Task -> Read the listing below and copy out every line that holds "object".
---------- Data supplied
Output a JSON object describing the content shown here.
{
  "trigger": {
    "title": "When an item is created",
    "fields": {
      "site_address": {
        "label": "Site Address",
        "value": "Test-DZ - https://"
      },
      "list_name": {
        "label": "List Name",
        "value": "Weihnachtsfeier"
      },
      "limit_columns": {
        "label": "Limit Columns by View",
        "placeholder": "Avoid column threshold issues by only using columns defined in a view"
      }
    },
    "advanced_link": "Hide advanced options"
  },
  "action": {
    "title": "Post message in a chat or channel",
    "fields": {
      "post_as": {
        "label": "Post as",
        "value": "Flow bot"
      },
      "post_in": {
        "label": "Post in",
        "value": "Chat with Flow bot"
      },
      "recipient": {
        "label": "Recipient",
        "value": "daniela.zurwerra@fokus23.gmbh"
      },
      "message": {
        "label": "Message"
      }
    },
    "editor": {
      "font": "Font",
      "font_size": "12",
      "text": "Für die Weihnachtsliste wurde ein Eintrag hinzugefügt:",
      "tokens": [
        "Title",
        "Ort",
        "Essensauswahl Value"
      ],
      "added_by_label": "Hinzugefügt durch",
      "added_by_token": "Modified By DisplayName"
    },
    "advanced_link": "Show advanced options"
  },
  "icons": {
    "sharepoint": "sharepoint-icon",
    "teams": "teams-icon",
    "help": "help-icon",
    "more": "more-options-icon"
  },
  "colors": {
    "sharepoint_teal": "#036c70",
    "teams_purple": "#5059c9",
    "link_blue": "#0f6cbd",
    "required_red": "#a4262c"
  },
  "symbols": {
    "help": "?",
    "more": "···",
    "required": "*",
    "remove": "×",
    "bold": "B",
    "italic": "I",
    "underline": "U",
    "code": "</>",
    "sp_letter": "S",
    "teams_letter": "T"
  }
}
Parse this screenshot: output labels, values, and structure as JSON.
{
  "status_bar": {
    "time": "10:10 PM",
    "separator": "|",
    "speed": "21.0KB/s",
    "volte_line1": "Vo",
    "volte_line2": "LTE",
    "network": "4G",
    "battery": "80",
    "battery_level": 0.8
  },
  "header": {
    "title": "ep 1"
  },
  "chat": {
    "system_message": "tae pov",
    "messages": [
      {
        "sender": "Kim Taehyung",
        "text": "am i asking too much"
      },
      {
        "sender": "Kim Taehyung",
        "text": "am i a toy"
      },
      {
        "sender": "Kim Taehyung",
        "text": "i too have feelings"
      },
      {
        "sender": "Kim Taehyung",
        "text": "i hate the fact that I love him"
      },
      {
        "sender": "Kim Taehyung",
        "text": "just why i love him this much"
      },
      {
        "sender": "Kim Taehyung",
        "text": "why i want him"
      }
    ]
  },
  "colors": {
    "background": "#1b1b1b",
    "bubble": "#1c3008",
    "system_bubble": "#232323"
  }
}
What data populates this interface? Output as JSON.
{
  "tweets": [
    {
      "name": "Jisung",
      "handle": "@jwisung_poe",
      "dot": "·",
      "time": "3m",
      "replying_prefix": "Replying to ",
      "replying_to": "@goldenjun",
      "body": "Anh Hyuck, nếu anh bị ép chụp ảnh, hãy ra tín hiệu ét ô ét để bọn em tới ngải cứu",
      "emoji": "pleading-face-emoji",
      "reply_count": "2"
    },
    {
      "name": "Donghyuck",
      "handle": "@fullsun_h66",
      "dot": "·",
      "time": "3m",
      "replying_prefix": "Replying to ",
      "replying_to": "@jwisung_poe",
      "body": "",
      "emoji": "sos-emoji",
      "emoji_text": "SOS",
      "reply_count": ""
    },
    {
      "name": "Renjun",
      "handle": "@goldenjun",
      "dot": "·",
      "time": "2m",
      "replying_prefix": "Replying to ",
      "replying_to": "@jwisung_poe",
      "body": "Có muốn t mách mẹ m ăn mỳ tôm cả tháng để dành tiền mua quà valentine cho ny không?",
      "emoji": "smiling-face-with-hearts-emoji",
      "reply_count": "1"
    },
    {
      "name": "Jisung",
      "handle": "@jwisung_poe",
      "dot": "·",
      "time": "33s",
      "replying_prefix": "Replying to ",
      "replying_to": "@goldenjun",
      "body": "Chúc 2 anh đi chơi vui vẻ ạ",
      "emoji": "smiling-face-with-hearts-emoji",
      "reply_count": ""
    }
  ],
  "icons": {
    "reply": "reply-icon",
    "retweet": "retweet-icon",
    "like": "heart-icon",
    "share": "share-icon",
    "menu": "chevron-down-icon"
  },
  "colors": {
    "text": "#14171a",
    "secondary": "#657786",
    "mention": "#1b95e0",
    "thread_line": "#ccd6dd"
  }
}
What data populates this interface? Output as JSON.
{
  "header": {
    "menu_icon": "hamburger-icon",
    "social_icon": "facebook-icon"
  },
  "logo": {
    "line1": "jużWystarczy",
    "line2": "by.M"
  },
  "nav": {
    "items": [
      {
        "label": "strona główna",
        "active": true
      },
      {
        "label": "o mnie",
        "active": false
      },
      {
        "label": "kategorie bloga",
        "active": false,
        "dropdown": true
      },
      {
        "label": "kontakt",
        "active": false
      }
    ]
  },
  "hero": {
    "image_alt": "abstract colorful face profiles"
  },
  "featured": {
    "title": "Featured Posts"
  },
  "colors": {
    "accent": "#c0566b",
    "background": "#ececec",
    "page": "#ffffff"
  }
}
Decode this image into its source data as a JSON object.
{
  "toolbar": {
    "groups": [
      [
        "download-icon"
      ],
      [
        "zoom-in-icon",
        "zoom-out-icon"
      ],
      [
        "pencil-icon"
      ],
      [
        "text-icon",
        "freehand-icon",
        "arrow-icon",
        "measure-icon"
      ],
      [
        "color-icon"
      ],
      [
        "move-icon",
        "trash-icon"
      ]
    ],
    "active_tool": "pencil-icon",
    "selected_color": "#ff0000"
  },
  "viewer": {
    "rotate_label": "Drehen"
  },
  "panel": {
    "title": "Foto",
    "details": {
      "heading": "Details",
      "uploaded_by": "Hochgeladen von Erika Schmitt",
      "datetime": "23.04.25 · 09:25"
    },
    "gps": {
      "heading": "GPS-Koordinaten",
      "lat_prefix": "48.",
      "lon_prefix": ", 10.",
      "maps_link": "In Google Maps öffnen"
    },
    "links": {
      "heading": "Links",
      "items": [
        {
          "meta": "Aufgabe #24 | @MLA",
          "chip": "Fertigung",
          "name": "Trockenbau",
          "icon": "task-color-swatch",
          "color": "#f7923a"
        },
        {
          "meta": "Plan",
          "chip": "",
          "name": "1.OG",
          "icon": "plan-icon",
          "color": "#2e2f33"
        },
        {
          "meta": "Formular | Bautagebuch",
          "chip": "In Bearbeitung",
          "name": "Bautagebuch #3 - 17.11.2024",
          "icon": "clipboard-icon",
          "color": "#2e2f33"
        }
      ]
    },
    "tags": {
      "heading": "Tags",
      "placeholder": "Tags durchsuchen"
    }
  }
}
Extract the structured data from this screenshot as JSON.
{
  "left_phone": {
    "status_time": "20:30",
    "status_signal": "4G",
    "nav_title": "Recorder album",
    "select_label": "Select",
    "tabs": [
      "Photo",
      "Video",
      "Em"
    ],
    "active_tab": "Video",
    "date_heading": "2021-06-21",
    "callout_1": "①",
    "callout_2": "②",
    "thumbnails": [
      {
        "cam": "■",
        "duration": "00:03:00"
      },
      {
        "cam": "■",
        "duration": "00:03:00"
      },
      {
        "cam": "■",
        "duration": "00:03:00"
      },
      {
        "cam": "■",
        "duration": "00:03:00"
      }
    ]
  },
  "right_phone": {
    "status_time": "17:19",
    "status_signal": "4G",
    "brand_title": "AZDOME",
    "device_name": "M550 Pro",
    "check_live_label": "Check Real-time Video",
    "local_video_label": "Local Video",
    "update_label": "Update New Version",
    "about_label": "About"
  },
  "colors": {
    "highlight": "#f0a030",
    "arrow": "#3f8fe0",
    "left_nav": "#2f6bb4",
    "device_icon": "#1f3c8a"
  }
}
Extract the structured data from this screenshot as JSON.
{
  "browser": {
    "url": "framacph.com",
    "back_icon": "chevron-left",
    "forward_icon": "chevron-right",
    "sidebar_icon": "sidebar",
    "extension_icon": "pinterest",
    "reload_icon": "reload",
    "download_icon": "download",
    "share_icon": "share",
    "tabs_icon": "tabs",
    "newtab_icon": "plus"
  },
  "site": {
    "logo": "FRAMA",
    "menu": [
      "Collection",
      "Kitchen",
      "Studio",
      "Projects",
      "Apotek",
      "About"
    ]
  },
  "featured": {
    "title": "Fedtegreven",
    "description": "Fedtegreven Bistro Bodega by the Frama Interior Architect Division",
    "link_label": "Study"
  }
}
--------------------
Response ->
Output a JSON object describing the content shown here.
Decode this image into its source data as a JSON object.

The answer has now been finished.